▶ Written exercise
Set the listing down again exactly, please, apart from its pictures.

▶ Exercise materials
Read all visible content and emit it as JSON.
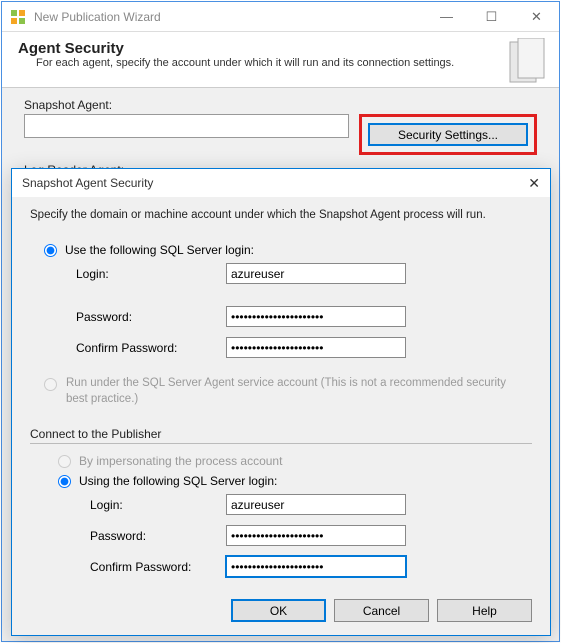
{
  "window": {
    "title": "New Publication Wizard",
    "minimize": "—",
    "maximize": "☐",
    "close": "✕"
  },
  "header": {
    "title": "Agent Security",
    "subtitle": "For each agent, specify the account under which it will run and its connection settings."
  },
  "snapshot_agent": {
    "label": "Snapshot Agent:",
    "value": "",
    "button": "Security Settings..."
  },
  "log_reader_agent": {
    "label": "Log Reader Agent:"
  },
  "modal": {
    "title": "Snapshot Agent Security",
    "close": "✕",
    "instruction": "Specify the domain or machine account under which the Snapshot Agent process will run.",
    "opt_sql_login": "Use the following SQL Server login:",
    "login_label": "Login:",
    "login_value": "azureuser",
    "password_label": "Password:",
    "password_value": "••••••••••••••••••••••",
    "confirm_label": "Confirm Password:",
    "confirm_value": "••••••••••••••••••••••",
    "opt_service_account": "Run under the SQL Server Agent service account (This is not a recommended security best practice.)",
    "connect_group": "Connect to the Publisher",
    "opt_impersonate": "By impersonating the process account",
    "opt_pub_sql_login": "Using the following SQL Server login:",
    "pub_login_label": "Login:",
    "pub_login_value": "azureuser",
    "pub_password_label": "Password:",
    "pub_password_value": "••••••••••••••••••••••",
    "pub_confirm_label": "Confirm Password:",
    "pub_confirm_value": "••••••••••••••••••••••",
    "ok": "OK",
    "cancel": "Cancel",
    "help": "Help"
  }
}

▶ Written answer
Read all visible content and emit it as JSON.
{
  "window": {
    "title": "New Publication Wizard",
    "minimize": "—",
    "maximize": "☐",
    "close": "✕"
  },
  "header": {
    "title": "Agent Security",
    "subtitle": "For each agent, specify the account under which it will run and its connection settings."
  },
  "snapshot_agent": {
    "label": "Snapshot Agent:",
    "value": "",
    "button": "Security Settings..."
  },
  "log_reader_agent": {
    "label": "Log Reader Agent:"
  },
  "modal": {
    "title": "Snapshot Agent Security",
    "close": "✕",
    "instruction": "Specify the domain or machine account under which the Snapshot Agent process will run.",
    "opt_sql_login": "Use the following SQL Server login:",
    "login_label": "Login:",
    "login_value": "azureuser",
    "password_label": "Password:",
    "password_value": "••••••••••••••••••••••",
    "confirm_label": "Confirm Password:",
    "confirm_value": "••••••••••••••••••••••",
    "opt_service_account": "Run under the SQL Server Agent service account (This is not a recommended security best practice.)",
    "connect_group": "Connect to the Publisher",
    "opt_impersonate": "By impersonating the process account",
    "opt_pub_sql_login": "Using the following SQL Server login:",
    "pub_login_label": "Login:",
    "pub_login_value": "azureuser",
    "pub_password_label": "Password:",
    "pub_password_value": "••••••••••••••••••••••",
    "pub_confirm_label": "Confirm Password:",
    "pub_confirm_value": "••••••••••••••••••••••",
    "ok": "OK",
    "cancel": "Cancel",
    "help": "Help"
  }
}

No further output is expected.